THE REQUEST:
Give the number of lines that include the string "value", nothing more.

DATA EXCERPTS:
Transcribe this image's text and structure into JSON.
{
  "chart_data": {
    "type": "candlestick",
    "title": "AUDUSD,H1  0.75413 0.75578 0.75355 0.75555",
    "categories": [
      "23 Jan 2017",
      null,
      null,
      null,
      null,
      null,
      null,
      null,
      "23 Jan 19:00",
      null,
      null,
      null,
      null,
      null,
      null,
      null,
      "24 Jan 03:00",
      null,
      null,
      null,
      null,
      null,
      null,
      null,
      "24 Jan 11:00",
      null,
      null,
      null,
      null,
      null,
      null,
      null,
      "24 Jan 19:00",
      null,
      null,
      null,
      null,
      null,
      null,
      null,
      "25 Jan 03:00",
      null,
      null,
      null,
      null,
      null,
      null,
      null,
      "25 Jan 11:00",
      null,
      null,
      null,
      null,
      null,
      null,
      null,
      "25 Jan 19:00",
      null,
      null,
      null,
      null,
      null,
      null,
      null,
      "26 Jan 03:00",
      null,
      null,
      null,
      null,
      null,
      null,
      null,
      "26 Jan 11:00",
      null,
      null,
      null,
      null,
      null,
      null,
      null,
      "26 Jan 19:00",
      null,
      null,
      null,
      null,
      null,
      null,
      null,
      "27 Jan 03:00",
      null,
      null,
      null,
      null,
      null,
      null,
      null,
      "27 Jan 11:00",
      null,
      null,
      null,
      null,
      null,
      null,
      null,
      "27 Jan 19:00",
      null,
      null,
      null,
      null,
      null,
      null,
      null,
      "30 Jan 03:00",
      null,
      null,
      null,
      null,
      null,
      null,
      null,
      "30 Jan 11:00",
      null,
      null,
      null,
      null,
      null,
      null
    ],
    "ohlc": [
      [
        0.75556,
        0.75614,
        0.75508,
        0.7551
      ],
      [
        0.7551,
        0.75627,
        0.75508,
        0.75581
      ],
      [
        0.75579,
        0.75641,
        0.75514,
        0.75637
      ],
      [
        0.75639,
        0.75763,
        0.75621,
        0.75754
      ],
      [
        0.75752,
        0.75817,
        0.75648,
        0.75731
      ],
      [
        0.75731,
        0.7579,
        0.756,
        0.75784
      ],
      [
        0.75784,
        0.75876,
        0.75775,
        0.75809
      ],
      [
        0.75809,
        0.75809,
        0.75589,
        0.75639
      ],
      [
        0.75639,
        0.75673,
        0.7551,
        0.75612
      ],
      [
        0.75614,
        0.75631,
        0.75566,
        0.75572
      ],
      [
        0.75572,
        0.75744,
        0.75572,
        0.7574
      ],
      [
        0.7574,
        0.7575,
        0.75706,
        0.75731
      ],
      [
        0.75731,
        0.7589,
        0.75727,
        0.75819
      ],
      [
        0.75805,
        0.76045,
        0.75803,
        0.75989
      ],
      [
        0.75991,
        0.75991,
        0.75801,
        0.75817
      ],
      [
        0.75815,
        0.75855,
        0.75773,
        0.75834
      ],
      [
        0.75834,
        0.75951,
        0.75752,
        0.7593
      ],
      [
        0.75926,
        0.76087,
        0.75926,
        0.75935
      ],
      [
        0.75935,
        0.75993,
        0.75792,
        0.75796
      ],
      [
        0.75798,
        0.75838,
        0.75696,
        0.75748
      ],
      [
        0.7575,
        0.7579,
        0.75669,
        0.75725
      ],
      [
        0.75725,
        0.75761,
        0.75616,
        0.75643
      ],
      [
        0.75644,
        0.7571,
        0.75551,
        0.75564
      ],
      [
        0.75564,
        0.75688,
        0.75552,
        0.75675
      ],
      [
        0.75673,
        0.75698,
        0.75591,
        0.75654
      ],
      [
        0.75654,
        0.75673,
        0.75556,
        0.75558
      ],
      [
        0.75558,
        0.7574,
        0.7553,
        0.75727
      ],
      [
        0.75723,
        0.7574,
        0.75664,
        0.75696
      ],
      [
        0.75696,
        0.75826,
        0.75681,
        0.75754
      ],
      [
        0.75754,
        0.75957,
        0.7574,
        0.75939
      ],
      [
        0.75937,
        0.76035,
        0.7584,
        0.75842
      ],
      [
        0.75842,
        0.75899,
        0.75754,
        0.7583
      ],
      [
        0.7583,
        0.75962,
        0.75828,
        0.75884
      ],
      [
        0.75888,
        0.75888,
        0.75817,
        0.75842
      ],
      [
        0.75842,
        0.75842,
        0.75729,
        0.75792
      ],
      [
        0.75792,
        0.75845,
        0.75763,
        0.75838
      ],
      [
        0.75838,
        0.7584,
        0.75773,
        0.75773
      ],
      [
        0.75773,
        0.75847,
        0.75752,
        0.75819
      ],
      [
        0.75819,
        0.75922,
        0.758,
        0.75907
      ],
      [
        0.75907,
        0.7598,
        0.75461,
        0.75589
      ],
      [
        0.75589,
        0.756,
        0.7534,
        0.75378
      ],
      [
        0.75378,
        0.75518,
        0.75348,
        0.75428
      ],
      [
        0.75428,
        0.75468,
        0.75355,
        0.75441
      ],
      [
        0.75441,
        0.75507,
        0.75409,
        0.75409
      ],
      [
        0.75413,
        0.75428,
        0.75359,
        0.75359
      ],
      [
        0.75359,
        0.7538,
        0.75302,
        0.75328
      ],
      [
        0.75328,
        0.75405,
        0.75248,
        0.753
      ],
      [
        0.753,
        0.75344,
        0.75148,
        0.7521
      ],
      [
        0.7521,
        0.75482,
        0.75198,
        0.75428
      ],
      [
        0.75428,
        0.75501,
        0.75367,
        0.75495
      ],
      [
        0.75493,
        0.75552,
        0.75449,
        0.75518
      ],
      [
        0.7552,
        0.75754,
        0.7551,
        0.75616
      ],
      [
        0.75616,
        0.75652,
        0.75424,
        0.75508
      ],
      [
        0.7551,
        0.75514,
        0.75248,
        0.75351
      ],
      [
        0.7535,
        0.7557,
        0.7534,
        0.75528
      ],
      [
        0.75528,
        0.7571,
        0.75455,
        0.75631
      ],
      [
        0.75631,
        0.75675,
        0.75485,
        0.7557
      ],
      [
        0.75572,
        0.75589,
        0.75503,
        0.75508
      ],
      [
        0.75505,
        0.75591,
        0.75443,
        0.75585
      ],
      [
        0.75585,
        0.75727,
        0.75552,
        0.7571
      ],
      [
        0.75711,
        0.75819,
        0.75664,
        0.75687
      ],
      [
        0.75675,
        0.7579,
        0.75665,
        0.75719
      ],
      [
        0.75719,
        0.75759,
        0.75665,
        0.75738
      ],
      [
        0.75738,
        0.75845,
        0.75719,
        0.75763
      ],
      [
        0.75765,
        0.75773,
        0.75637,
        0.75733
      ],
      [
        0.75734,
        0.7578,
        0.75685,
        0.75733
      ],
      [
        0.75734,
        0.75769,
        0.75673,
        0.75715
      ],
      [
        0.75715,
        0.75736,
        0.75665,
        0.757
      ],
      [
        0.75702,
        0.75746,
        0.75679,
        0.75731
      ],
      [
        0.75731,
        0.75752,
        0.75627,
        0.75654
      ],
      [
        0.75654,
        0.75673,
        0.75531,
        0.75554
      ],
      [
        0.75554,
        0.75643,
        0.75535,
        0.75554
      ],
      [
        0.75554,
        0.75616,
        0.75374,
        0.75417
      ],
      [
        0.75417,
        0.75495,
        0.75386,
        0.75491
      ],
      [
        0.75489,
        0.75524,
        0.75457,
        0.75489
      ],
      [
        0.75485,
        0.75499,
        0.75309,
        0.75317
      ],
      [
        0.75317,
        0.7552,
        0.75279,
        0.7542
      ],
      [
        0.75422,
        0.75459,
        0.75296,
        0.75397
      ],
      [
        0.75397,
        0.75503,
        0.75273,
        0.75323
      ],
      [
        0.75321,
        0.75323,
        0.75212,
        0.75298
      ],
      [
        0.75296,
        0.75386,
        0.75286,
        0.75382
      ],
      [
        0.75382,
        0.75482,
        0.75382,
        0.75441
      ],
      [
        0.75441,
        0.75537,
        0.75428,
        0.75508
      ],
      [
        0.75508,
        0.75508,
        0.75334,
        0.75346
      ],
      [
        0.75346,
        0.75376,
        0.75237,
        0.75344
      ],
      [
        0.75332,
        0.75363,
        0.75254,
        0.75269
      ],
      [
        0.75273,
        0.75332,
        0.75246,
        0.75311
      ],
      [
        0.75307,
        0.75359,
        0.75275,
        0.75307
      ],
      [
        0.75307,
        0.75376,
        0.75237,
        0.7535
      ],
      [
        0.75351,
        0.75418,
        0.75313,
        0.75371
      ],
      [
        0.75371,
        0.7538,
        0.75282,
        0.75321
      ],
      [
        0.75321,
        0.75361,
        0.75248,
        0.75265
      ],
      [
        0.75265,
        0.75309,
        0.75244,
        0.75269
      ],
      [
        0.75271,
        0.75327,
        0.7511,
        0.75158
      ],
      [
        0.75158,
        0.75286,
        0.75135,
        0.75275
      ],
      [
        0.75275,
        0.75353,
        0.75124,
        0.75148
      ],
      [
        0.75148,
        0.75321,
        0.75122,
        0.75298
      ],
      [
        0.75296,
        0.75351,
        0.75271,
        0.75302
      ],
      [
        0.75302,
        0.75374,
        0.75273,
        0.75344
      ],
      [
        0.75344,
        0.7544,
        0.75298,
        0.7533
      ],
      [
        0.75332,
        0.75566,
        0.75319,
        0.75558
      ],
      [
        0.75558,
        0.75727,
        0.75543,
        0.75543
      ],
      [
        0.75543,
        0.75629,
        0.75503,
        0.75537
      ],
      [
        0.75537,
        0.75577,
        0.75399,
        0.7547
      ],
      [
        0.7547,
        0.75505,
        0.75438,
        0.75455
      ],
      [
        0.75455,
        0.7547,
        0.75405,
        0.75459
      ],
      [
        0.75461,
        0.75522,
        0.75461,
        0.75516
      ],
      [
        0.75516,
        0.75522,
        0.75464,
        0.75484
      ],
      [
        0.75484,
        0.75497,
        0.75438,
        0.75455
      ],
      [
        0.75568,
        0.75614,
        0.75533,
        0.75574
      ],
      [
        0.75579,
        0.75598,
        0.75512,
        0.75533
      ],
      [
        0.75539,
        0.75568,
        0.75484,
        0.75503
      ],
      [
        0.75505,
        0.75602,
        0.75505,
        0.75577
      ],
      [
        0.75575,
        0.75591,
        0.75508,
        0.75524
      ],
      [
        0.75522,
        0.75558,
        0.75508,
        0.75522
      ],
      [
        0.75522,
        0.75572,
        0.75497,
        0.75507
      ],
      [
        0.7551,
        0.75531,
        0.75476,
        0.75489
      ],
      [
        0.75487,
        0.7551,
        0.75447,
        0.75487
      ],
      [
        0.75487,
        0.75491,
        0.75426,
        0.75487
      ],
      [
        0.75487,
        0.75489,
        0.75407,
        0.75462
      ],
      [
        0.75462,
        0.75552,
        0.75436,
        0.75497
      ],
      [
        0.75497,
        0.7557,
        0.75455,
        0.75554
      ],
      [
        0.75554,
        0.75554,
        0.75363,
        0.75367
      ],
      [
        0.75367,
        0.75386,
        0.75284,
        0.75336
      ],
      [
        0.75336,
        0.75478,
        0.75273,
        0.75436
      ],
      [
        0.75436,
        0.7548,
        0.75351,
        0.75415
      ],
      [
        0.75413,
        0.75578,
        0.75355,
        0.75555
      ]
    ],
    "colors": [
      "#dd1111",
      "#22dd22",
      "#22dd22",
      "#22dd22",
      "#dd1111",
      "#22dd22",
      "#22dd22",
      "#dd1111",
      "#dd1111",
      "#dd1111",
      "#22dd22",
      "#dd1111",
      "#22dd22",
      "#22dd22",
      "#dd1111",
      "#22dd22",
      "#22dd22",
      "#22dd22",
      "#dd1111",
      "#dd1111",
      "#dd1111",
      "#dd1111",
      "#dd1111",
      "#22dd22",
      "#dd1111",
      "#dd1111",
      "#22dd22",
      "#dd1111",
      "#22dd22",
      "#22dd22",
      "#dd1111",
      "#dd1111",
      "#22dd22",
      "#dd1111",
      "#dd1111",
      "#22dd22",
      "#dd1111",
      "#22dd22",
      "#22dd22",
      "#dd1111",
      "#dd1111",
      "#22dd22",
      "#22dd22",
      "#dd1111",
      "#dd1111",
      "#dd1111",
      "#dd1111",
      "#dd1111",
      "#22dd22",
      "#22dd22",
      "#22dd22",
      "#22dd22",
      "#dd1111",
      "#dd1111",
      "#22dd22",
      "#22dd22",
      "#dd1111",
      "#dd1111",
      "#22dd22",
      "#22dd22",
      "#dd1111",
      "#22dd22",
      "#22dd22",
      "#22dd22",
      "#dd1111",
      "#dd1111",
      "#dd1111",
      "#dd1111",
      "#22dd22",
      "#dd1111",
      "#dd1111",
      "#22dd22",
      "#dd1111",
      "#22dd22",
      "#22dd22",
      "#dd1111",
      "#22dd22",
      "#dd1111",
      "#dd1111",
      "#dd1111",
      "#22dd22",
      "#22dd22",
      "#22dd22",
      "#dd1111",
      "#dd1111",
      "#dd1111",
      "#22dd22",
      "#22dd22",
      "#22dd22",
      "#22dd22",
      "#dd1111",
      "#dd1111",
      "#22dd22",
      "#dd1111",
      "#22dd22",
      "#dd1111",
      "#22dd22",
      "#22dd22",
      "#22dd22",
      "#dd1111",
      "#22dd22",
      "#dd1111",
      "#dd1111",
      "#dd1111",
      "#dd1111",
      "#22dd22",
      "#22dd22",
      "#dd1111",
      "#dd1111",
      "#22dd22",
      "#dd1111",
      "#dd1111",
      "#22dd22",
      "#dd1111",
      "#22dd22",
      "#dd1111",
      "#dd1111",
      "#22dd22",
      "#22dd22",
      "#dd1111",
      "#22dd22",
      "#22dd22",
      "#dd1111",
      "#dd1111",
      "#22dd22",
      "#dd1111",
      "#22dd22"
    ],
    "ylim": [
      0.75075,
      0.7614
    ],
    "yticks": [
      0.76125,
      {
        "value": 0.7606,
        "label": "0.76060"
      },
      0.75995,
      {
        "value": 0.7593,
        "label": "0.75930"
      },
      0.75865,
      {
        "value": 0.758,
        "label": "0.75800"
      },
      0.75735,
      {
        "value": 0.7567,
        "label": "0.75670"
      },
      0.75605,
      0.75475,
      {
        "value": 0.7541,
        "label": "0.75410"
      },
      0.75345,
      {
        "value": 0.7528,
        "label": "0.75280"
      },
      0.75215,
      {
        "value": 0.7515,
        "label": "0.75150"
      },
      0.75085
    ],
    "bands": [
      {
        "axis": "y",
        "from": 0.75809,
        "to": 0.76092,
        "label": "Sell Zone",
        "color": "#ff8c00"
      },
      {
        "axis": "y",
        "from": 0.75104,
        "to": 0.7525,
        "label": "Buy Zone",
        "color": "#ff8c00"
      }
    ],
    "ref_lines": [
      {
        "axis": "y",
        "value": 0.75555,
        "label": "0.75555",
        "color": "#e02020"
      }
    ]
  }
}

ANSWER TO THIS EXERCISE:
8